** BEGIN TASK DATA **
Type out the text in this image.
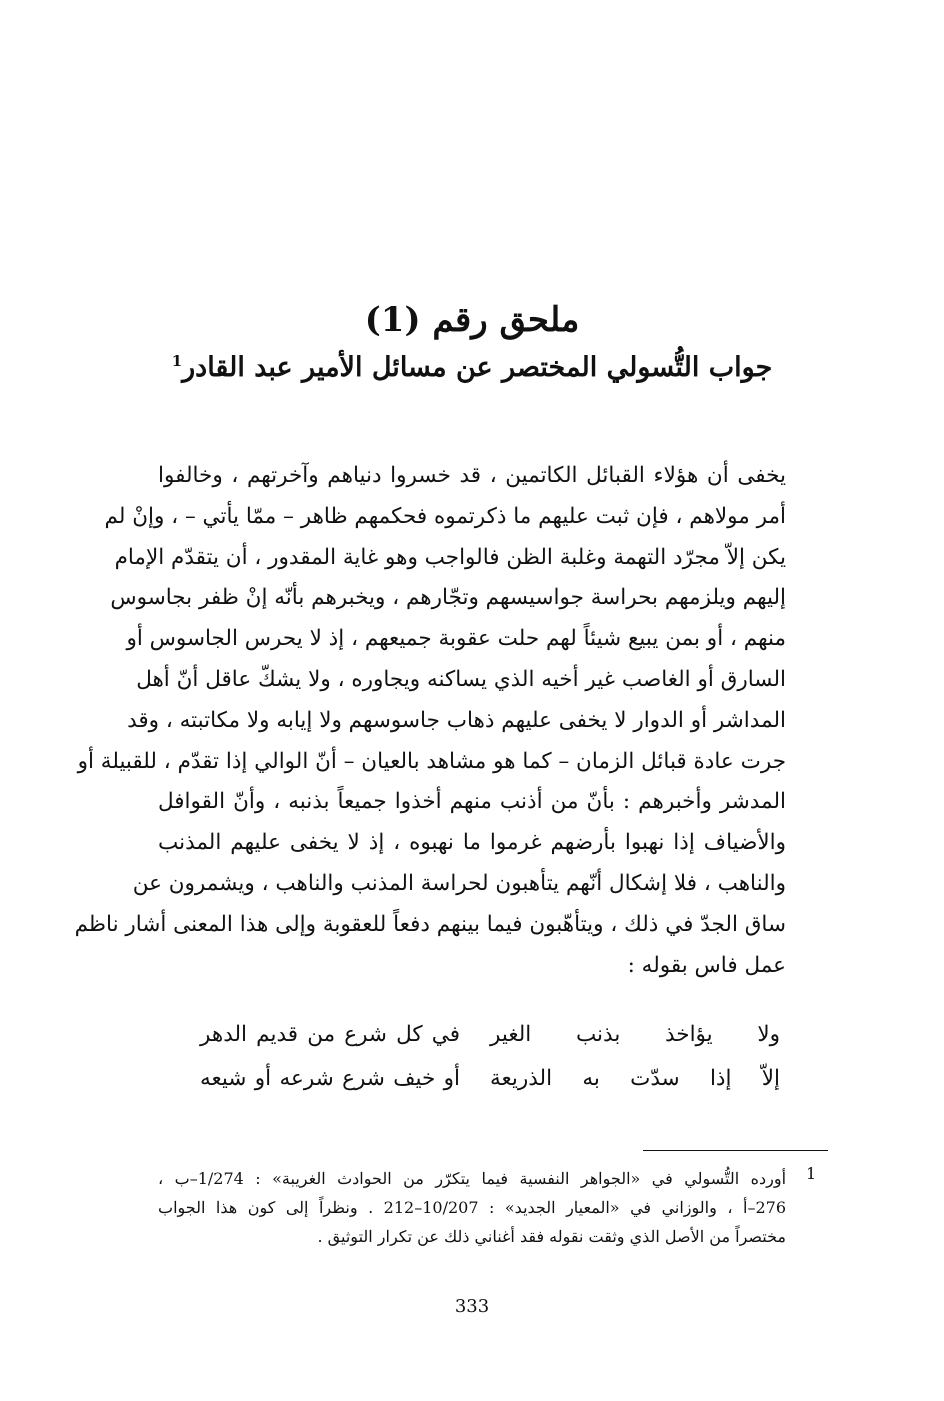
ملحق رقم (1)
جواب التُّسولي المختصر عن مسائل الأمير عبد القادر$^1$
يخفى أن هؤلاء القبائل الكاتمين ، قد خسروا دنياهم وآخرتهم ، وخالفوا
أمر مولاهم ، فإن ثبت عليهم ما ذكرتموه فحكمهم ظاهر – ممّا يأتي – ، وإنْ لم
يكن إلاّ مجرّد التهمة وغلبة الظن فالواجب وهو غاية المقدور ، أن يتقدّم الإمام
إليهم ويلزمهم بحراسة جواسيسهم وتجّارهم ، ويخبرهم بأنّه إنْ ظفر بجاسوس
منهم ، أو بمن يبيع شيئاً لهم حلت عقوبة جميعهم ، إذ لا يحرس الجاسوس أو
السارق أو الغاصب غير أخيه الذي يساكنه ويجاوره ، ولا يشكّ عاقل أنّ أهل
المداشر أو الدوار لا يخفى عليهم ذهاب جاسوسهم ولا إيابه ولا مكاتبته ، وقد
جرت عادة قبائل الزمان – كما هو مشاهد بالعيان – أنّ الوالي إذا تقدّم ، للقبيلة أو
المدشر وأخبرهم : بأنّ من أذنب منهم أخذوا جميعاً بذنبه ، وأنّ القوافل
والأضياف إذا نهبوا بأرضهم غرموا ما نهبوه ، إذ لا يخفى عليهم المذنب
والناهب ، فلا إشكال أنّهم يتأهبون لحراسة المذنب والناهب ، ويشمرون عن
ساق الجدّ في ذلك ، ويتأهّبون فيما بينهم دفعاً للعقوبة وإلى هذا المعنى أشار ناظم
عمل فاس بقوله :
ولا يؤاخذ بذنب الغير
في كل شرع من قديم الدهر
إلاّ إذا سدّت به الذريعة
أو خيف شرع شرعه أو شيعه
1
أورده التُّسولي في «الجواهر النفسية فيما يتكرّر من الحوادث الغريبة» : 1/274–ب ،
276–أ ، والوزاني في «المعيار الجديد» : 10/207–212 . ونظراً إلى كون هذا الجواب
مختصراً من الأصل الذي وثقت نقوله فقد أغناني ذلك عن تكرار التوثيق .
333
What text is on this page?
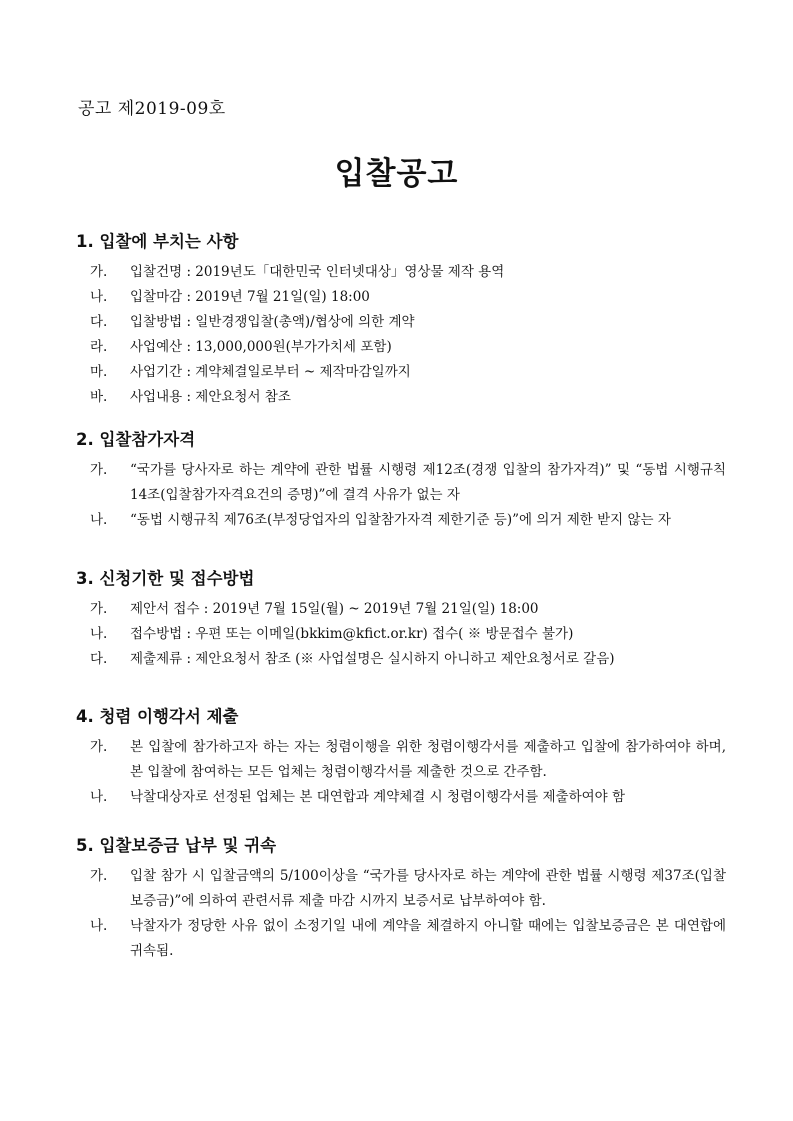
공고 제2019-09호
입찰공고
1. 입찰에 부치는 사항
가.	입찰건명 : 2019년도「대한민국 인터넷대상」영상물 제작 용역
나.	입찰마감 : 2019년 7월 21일(일) 18:00
다.	입찰방법 : 일반경쟁입찰(총액)/협상에 의한 계약
라.	사업예산 : 13,000,000원(부가가치세 포함)
마.	사업기간 : 계약체결일로부터 ~ 제작마감일까지
바.	사업내용 : 제안요청서 참조
2. 입찰참가자격
가.	“국가를 당사자로 하는 계약에 관한 법률 시행령 제12조(경쟁 입찰의 참가자격)” 및 “동법 시행규칙 14조(입찰참가자격요건의 증명)”에 결격 사유가 없는 자
나.	“동법 시행규칙 제76조(부정당업자의 입찰참가자격 제한기준 등)”에 의거 제한 받지 않는 자
3. 신청기한 및 접수방법
가.	제안서 접수 : 2019년 7월 15일(월) ~ 2019년 7월 21일(일) 18:00
나.	접수방법 : 우편 또는 이메일(bkkim@kfict.or.kr) 접수( ※ 방문접수 불가)
다.	제출제류 : 제안요청서 참조 (※ 사업설명은 실시하지 아니하고 제안요청서로 갈음)
4. 청렴 이행각서 제출
가.	본 입찰에 참가하고자 하는 자는 청렴이행을 위한 청렴이행각서를 제출하고 입찰에 참가하여야 하며, 본 입찰에 참여하는 모든 업체는 청렴이행각서를 제출한 것으로 간주함.
나.	낙찰대상자로 선정된 업체는 본 대연합과 계약체결 시 청렴이행각서를 제출하여야 함
5. 입찰보증금 납부 및 귀속
가.	입찰 참가 시 입찰금액의 5/100이상을 “국가를 당사자로 하는 계약에 관한 법률 시행령 제37조(입찰보증금)”에 의하여 관련서류 제출 마감 시까지 보증서로 납부하여야 함.
나.	낙찰자가 정당한 사유 없이 소정기일 내에 계약을 체결하지 아니할 때에는 입찰보증금은 본 대연합에 귀속됨.
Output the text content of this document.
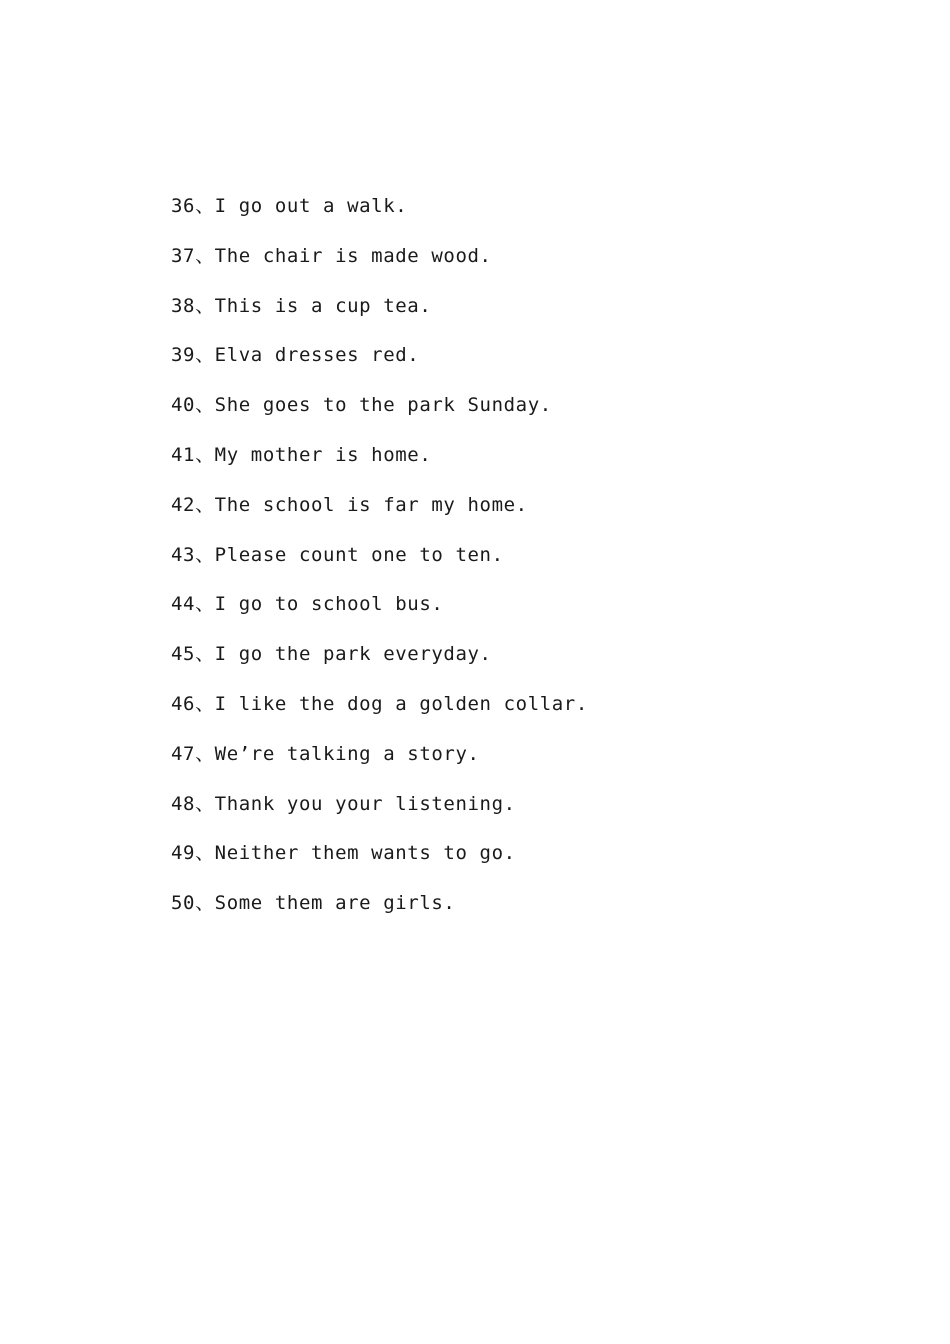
36、I go out a walk.
37、The chair is made wood.
38、This is a cup tea.
39、Elva dresses red.
40、She goes to the park Sunday.
41、My mother is home.
42、The school is far my home.
43、Please count one to ten.
44、I go to school bus.
45、I go the park everyday.
46、I like the dog a golden collar.
47、We’re talking a story.
48、Thank you your listening.
49、Neither them wants to go.
50、Some them are girls.
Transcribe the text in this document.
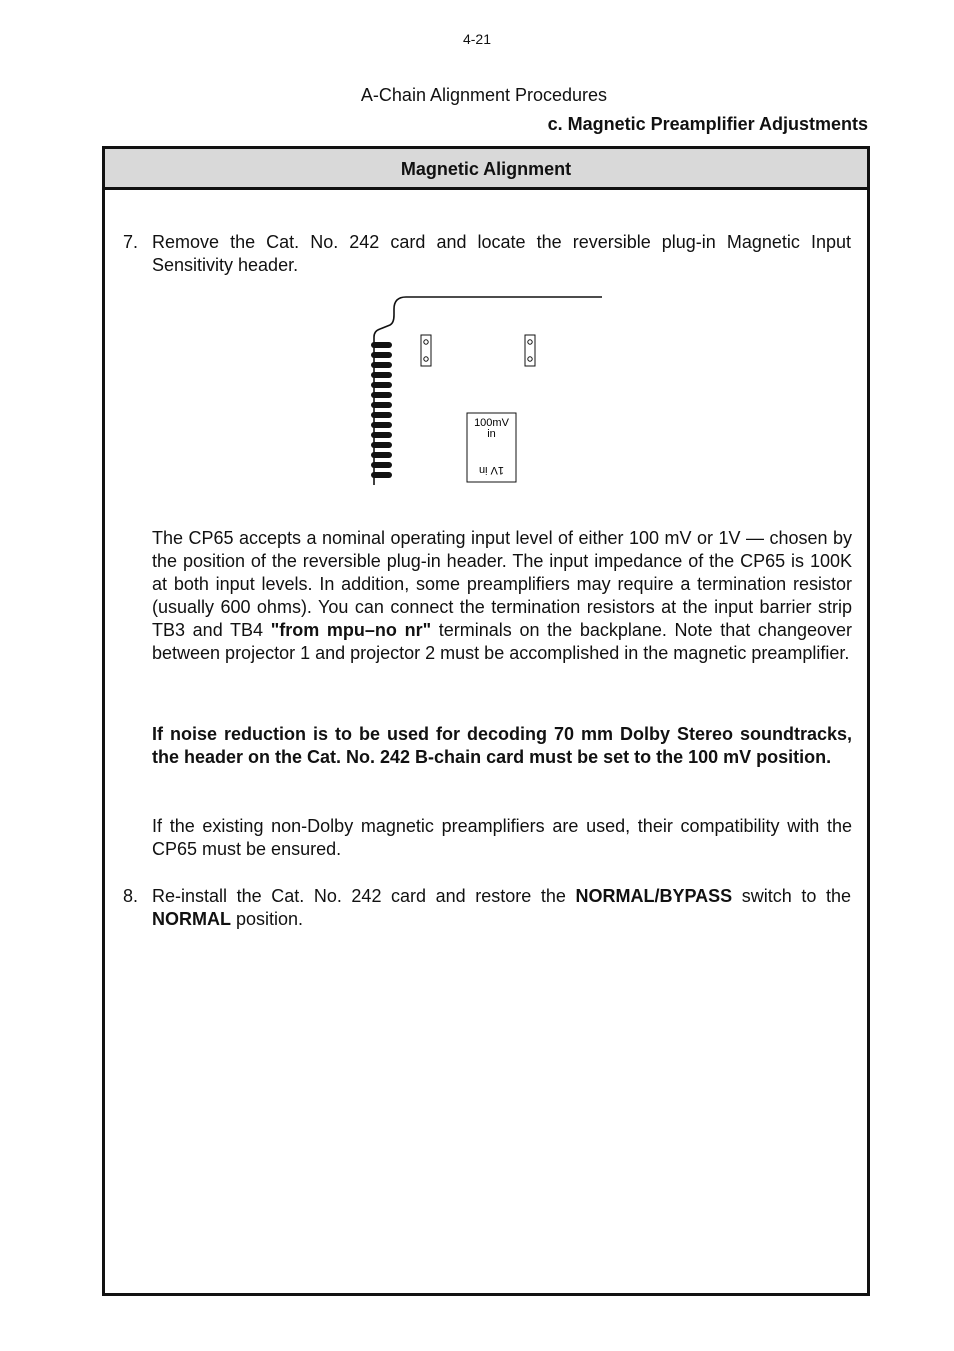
4-21
A-Chain Alignment Procedures
c. Magnetic Preamplifier Adjustments
Magnetic Alignment
7. Remove the Cat. No. 242 card and locate the reversible plug-in Magnetic Input Sensitivity header.
100mV
in
1V in
The CP65 accepts a nominal operating input level of either 100 mV or 1V — chosen by the position of the reversible plug-in header. The input impedance of the CP65 is 100K at both input levels. In addition, some preamplifiers may require a termination resistor (usually 600 ohms). You can connect the termination resistors at the input barrier strip TB3 and TB4 "from mpu–no nr" terminals on the backplane. Note that changeover between projector 1 and projector 2 must be accomplished in the magnetic preamplifier.
If noise reduction is to be used for decoding 70 mm Dolby Stereo soundtracks, the header on the Cat. No. 242 B-chain card must be set to the 100 mV position.
If the existing non-Dolby magnetic preamplifiers are used, their compatibility with the CP65 must be ensured.
8. Re-install the Cat. No. 242 card and restore the NORMAL/BYPASS switch to the NORMAL position.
** END TASK DATA **
> TASK GOAL:
Retype the records exactly. Any image in them should not appear in what you write.

> EXERCISE ANSWER:
Type out the text in this image.
ملحق رقم (1)
جواب التُّسولي المختصر عن مسائل الأمير عبد القادر$^1$
يخفى أن هؤلاء القبائل الكاتمين ، قد خسروا دنياهم وآخرتهم ، وخالفوا
أمر مولاهم ، فإن ثبت عليهم ما ذكرتموه فحكمهم ظاهر – ممّا يأتي – ، وإنْ لم
يكن إلاّ مجرّد التهمة وغلبة الظن فالواجب وهو غاية المقدور ، أن يتقدّم الإمام
إليهم ويلزمهم بحراسة جواسيسهم وتجّارهم ، ويخبرهم بأنّه إنْ ظفر بجاسوس
منهم ، أو بمن يبيع شيئاً لهم حلت عقوبة جميعهم ، إذ لا يحرس الجاسوس أو
السارق أو الغاصب غير أخيه الذي يساكنه ويجاوره ، ولا يشكّ عاقل أنّ أهل
المداشر أو الدوار لا يخفى عليهم ذهاب جاسوسهم ولا إيابه ولا مكاتبته ، وقد
جرت عادة قبائل الزمان – كما هو مشاهد بالعيان – أنّ الوالي إذا تقدّم ، للقبيلة أو
المدشر وأخبرهم : بأنّ من أذنب منهم أخذوا جميعاً بذنبه ، وأنّ القوافل
والأضياف إذا نهبوا بأرضهم غرموا ما نهبوه ، إذ لا يخفى عليهم المذنب
والناهب ، فلا إشكال أنّهم يتأهبون لحراسة المذنب والناهب ، ويشمرون عن
ساق الجدّ في ذلك ، ويتأهّبون فيما بينهم دفعاً للعقوبة وإلى هذا المعنى أشار ناظم
عمل فاس بقوله :
ولا يؤاخذ بذنب الغير
في كل شرع من قديم الدهر
إلاّ إذا سدّت به الذريعة
أو خيف شرع شرعه أو شيعه
1
أورده التُّسولي في «الجواهر النفسية فيما يتكرّر من الحوادث الغريبة» : 1/274–ب ،
276–أ ، والوزاني في «المعيار الجديد» : 10/207–212 . ونظراً إلى كون هذا الجواب
مختصراً من الأصل الذي وثقت نقوله فقد أغناني ذلك عن تكرار التوثيق .
333
What text is on this page?
공고 제2019-09호
입찰공고
1. 입찰에 부치는 사항
가.	입찰건명 : 2019년도「대한민국 인터넷대상」영상물 제작 용역
나.	입찰마감 : 2019년 7월 21일(일) 18:00
다.	입찰방법 : 일반경쟁입찰(총액)/협상에 의한 계약
라.	사업예산 : 13,000,000원(부가가치세 포함)
마.	사업기간 : 계약체결일로부터 ~ 제작마감일까지
바.	사업내용 : 제안요청서 참조
2. 입찰참가자격
가.	“국가를 당사자로 하는 계약에 관한 법률 시행령 제12조(경쟁 입찰의 참가자격)” 및 “동법 시행규칙 14조(입찰참가자격요건의 증명)”에 결격 사유가 없는 자
나.	“동법 시행규칙 제76조(부정당업자의 입찰참가자격 제한기준 등)”에 의거 제한 받지 않는 자
3. 신청기한 및 접수방법
가.	제안서 접수 : 2019년 7월 15일(월) ~ 2019년 7월 21일(일) 18:00
나.	접수방법 : 우편 또는 이메일(bkkim@kfict.or.kr) 접수( ※ 방문접수 불가)
다.	제출제류 : 제안요청서 참조 (※ 사업설명은 실시하지 아니하고 제안요청서로 갈음)
4. 청렴 이행각서 제출
가.	본 입찰에 참가하고자 하는 자는 청렴이행을 위한 청렴이행각서를 제출하고 입찰에 참가하여야 하며, 본 입찰에 참여하는 모든 업체는 청렴이행각서를 제출한 것으로 간주함.
나.	낙찰대상자로 선정된 업체는 본 대연합과 계약체결 시 청렴이행각서를 제출하여야 함
5. 입찰보증금 납부 및 귀속
가.	입찰 참가 시 입찰금액의 5/100이상을 “국가를 당사자로 하는 계약에 관한 법률 시행령 제37조(입찰보증금)”에 의하여 관련서류 제출 마감 시까지 보증서로 납부하여야 함.
나.	낙찰자가 정당한 사유 없이 소정기일 내에 계약을 체결하지 아니할 때에는 입찰보증금은 본 대연합에 귀속됨.
Output the text content of this document.
36、I go out a walk.
37、The chair is made wood.
38、This is a cup tea.
39、Elva dresses red.
40、She goes to the park Sunday.
41、My mother is home.
42、The school is far my home.
43、Please count one to ten.
44、I go to school bus.
45、I go the park everyday.
46、I like the dog a golden collar.
47、We’re talking a story.
48、Thank you your listening.
49、Neither them wants to go.
50、Some them are girls.
Transcribe the text in this document.
4-21
A-Chain Alignment Procedures
c. Magnetic Preamplifier Adjustments
Magnetic Alignment
7. Remove the Cat. No. 242 card and locate the reversible plug-in Magnetic Input Sensitivity header.
100mV
in
1V in
The CP65 accepts a nominal operating input level of either 100 mV or 1V — chosen by the position of the reversible plug-in header. The input impedance of the CP65 is 100K at both input levels. In addition, some preamplifiers may require a termination resistor (usually 600 ohms). You can connect the termination resistors at the input barrier strip TB3 and TB4 "from mpu–no nr" terminals on the backplane. Note that changeover between projector 1 and projector 2 must be accomplished in the magnetic preamplifier.
If noise reduction is to be used for decoding 70 mm Dolby Stereo soundtracks, the header on the Cat. No. 242 B-chain card must be set to the 100 mV position.
If the existing non-Dolby magnetic preamplifiers are used, their compatibility with the CP65 must be ensured.
8. Re-install the Cat. No. 242 card and restore the NORMAL/BYPASS switch to the NORMAL position.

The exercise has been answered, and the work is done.